- TASK PROMPT -
Return all the data, word for word.

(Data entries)
* Begin *

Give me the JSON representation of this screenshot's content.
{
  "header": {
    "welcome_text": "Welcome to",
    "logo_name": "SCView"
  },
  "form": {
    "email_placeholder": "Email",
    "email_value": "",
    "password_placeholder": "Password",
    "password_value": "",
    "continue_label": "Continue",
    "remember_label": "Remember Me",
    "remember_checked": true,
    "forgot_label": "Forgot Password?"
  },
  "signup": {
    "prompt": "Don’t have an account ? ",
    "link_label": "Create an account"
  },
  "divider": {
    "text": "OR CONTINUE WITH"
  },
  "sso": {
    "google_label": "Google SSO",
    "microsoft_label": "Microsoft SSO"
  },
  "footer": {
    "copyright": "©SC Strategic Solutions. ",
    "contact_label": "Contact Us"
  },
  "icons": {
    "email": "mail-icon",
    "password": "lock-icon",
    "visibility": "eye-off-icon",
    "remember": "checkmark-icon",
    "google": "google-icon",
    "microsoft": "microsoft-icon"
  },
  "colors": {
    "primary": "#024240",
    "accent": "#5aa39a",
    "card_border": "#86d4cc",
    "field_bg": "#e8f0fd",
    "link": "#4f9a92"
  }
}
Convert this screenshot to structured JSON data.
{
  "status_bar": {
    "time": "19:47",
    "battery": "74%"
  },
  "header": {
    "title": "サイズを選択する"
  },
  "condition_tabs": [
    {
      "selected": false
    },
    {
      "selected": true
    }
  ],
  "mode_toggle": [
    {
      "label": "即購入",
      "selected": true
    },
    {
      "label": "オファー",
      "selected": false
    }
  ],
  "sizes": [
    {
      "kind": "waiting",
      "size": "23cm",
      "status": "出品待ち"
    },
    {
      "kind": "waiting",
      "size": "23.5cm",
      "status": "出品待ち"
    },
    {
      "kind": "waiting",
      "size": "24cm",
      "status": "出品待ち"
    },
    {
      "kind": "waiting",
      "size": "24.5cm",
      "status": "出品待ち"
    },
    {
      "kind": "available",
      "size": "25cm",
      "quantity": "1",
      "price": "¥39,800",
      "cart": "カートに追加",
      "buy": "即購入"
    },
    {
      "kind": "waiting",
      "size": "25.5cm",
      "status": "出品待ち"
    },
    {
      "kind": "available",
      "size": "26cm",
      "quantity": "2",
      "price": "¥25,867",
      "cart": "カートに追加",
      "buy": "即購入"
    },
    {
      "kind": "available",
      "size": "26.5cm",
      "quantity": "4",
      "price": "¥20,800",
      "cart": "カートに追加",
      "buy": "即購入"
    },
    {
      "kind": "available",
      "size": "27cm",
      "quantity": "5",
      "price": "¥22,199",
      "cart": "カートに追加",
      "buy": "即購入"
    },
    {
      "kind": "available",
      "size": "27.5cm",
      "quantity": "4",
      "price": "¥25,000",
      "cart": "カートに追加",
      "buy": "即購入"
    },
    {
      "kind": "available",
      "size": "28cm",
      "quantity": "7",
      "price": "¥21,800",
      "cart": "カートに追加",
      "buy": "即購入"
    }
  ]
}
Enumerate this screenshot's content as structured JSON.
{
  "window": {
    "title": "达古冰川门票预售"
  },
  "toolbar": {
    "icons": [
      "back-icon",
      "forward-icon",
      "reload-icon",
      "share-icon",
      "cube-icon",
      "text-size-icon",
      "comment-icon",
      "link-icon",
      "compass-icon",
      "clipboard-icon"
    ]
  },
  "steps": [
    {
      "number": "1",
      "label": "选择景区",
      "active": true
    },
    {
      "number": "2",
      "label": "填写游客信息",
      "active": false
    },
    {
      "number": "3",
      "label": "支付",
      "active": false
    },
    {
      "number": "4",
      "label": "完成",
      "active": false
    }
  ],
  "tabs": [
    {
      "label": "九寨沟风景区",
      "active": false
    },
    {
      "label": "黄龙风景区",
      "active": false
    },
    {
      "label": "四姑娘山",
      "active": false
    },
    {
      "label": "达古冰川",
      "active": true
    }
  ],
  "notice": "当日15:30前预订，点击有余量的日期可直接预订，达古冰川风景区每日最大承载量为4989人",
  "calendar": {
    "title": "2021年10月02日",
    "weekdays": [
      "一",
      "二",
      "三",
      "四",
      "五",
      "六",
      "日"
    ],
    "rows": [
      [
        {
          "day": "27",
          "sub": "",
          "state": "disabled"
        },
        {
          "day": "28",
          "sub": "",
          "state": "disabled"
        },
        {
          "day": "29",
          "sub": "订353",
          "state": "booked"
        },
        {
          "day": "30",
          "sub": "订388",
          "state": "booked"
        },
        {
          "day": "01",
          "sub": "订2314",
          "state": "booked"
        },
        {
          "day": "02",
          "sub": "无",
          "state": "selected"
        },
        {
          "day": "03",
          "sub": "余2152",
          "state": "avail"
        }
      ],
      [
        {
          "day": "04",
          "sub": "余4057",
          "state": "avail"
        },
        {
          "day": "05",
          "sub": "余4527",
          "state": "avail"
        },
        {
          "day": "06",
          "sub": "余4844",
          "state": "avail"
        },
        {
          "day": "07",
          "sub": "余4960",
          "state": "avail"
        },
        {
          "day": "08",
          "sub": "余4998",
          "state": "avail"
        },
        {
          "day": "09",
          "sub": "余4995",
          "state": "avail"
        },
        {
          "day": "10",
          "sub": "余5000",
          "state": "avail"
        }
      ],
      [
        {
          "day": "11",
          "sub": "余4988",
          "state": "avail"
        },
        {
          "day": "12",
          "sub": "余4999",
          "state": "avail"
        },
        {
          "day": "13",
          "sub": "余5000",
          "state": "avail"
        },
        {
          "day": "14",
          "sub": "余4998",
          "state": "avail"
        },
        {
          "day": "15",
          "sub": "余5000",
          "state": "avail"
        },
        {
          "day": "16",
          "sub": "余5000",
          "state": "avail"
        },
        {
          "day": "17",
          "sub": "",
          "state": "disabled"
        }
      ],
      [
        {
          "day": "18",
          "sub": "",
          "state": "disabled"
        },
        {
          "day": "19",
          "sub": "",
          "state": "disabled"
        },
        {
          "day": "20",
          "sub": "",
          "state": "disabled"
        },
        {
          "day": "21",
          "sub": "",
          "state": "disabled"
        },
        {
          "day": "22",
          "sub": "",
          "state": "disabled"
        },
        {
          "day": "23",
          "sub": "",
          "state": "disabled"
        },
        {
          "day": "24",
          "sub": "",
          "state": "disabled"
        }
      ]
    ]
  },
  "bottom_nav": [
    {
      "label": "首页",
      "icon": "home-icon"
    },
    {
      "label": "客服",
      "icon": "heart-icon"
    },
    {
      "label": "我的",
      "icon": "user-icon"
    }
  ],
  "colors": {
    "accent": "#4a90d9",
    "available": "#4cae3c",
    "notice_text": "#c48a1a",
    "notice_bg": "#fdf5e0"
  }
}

* End *

- WRITTEN ANSWER -
Give me the JSON representation of this screenshot's content.
{
  "header": {
    "welcome_text": "Welcome to",
    "logo_name": "SCView"
  },
  "form": {
    "email_placeholder": "Email",
    "email_value": "",
    "password_placeholder": "Password",
    "password_value": "",
    "continue_label": "Continue",
    "remember_label": "Remember Me",
    "remember_checked": true,
    "forgot_label": "Forgot Password?"
  },
  "signup": {
    "prompt": "Don’t have an account ? ",
    "link_label": "Create an account"
  },
  "divider": {
    "text": "OR CONTINUE WITH"
  },
  "sso": {
    "google_label": "Google SSO",
    "microsoft_label": "Microsoft SSO"
  },
  "footer": {
    "copyright": "©SC Strategic Solutions. ",
    "contact_label": "Contact Us"
  },
  "icons": {
    "email": "mail-icon",
    "password": "lock-icon",
    "visibility": "eye-off-icon",
    "remember": "checkmark-icon",
    "google": "google-icon",
    "microsoft": "microsoft-icon"
  },
  "colors": {
    "primary": "#024240",
    "accent": "#5aa39a",
    "card_border": "#86d4cc",
    "field_bg": "#e8f0fd",
    "link": "#4f9a92"
  }
}
Convert this screenshot to structured JSON data.
{
  "status_bar": {
    "time": "19:47",
    "battery": "74%"
  },
  "header": {
    "title": "サイズを選択する"
  },
  "condition_tabs": [
    {
      "selected": false
    },
    {
      "selected": true
    }
  ],
  "mode_toggle": [
    {
      "label": "即購入",
      "selected": true
    },
    {
      "label": "オファー",
      "selected": false
    }
  ],
  "sizes": [
    {
      "kind": "waiting",
      "size": "23cm",
      "status": "出品待ち"
    },
    {
      "kind": "waiting",
      "size": "23.5cm",
      "status": "出品待ち"
    },
    {
      "kind": "waiting",
      "size": "24cm",
      "status": "出品待ち"
    },
    {
      "kind": "waiting",
      "size": "24.5cm",
      "status": "出品待ち"
    },
    {
      "kind": "available",
      "size": "25cm",
      "quantity": "1",
      "price": "¥39,800",
      "cart": "カートに追加",
      "buy": "即購入"
    },
    {
      "kind": "waiting",
      "size": "25.5cm",
      "status": "出品待ち"
    },
    {
      "kind": "available",
      "size": "26cm",
      "quantity": "2",
      "price": "¥25,867",
      "cart": "カートに追加",
      "buy": "即購入"
    },
    {
      "kind": "available",
      "size": "26.5cm",
      "quantity": "4",
      "price": "¥20,800",
      "cart": "カートに追加",
      "buy": "即購入"
    },
    {
      "kind": "available",
      "size": "27cm",
      "quantity": "5",
      "price": "¥22,199",
      "cart": "カートに追加",
      "buy": "即購入"
    },
    {
      "kind": "available",
      "size": "27.5cm",
      "quantity": "4",
      "price": "¥25,000",
      "cart": "カートに追加",
      "buy": "即購入"
    },
    {
      "kind": "available",
      "size": "28cm",
      "quantity": "7",
      "price": "¥21,800",
      "cart": "カートに追加",
      "buy": "即購入"
    }
  ]
}
Enumerate this screenshot's content as structured JSON.
{
  "window": {
    "title": "达古冰川门票预售"
  },
  "toolbar": {
    "icons": [
      "back-icon",
      "forward-icon",
      "reload-icon",
      "share-icon",
      "cube-icon",
      "text-size-icon",
      "comment-icon",
      "link-icon",
      "compass-icon",
      "clipboard-icon"
    ]
  },
  "steps": [
    {
      "number": "1",
      "label": "选择景区",
      "active": true
    },
    {
      "number": "2",
      "label": "填写游客信息",
      "active": false
    },
    {
      "number": "3",
      "label": "支付",
      "active": false
    },
    {
      "number": "4",
      "label": "完成",
      "active": false
    }
  ],
  "tabs": [
    {
      "label": "九寨沟风景区",
      "active": false
    },
    {
      "label": "黄龙风景区",
      "active": false
    },
    {
      "label": "四姑娘山",
      "active": false
    },
    {
      "label": "达古冰川",
      "active": true
    }
  ],
  "notice": "当日15:30前预订，点击有余量的日期可直接预订，达古冰川风景区每日最大承载量为4989人",
  "calendar": {
    "title": "2021年10月02日",
    "weekdays": [
      "一",
      "二",
      "三",
      "四",
      "五",
      "六",
      "日"
    ],
    "rows": [
      [
        {
          "day": "27",
          "sub": "",
          "state": "disabled"
        },
        {
          "day": "28",
          "sub": "",
          "state": "disabled"
        },
        {
          "day": "29",
          "sub": "订353",
          "state": "booked"
        },
        {
          "day": "30",
          "sub": "订388",
          "state": "booked"
        },
        {
          "day": "01",
          "sub": "订2314",
          "state": "booked"
        },
        {
          "day": "02",
          "sub": "无",
          "state": "selected"
        },
        {
          "day": "03",
          "sub": "余2152",
          "state": "avail"
        }
      ],
      [
        {
          "day": "04",
          "sub": "余4057",
          "state": "avail"
        },
        {
          "day": "05",
          "sub": "余4527",
          "state": "avail"
        },
        {
          "day": "06",
          "sub": "余4844",
          "state": "avail"
        },
        {
          "day": "07",
          "sub": "余4960",
          "state": "avail"
        },
        {
          "day": "08",
          "sub": "余4998",
          "state": "avail"
        },
        {
          "day": "09",
          "sub": "余4995",
          "state": "avail"
        },
        {
          "day": "10",
          "sub": "余5000",
          "state": "avail"
        }
      ],
      [
        {
          "day": "11",
          "sub": "余4988",
          "state": "avail"
        },
        {
          "day": "12",
          "sub": "余4999",
          "state": "avail"
        },
        {
          "day": "13",
          "sub": "余5000",
          "state": "avail"
        },
        {
          "day": "14",
          "sub": "余4998",
          "state": "avail"
        },
        {
          "day": "15",
          "sub": "余5000",
          "state": "avail"
        },
        {
          "day": "16",
          "sub": "余5000",
          "state": "avail"
        },
        {
          "day": "17",
          "sub": "",
          "state": "disabled"
        }
      ],
      [
        {
          "day": "18",
          "sub": "",
          "state": "disabled"
        },
        {
          "day": "19",
          "sub": "",
          "state": "disabled"
        },
        {
          "day": "20",
          "sub": "",
          "state": "disabled"
        },
        {
          "day": "21",
          "sub": "",
          "state": "disabled"
        },
        {
          "day": "22",
          "sub": "",
          "state": "disabled"
        },
        {
          "day": "23",
          "sub": "",
          "state": "disabled"
        },
        {
          "day": "24",
          "sub": "",
          "state": "disabled"
        }
      ]
    ]
  },
  "bottom_nav": [
    {
      "label": "首页",
      "icon": "home-icon"
    },
    {
      "label": "客服",
      "icon": "heart-icon"
    },
    {
      "label": "我的",
      "icon": "user-icon"
    }
  ],
  "colors": {
    "accent": "#4a90d9",
    "available": "#4cae3c",
    "notice_text": "#c48a1a",
    "notice_bg": "#fdf5e0"
  }
}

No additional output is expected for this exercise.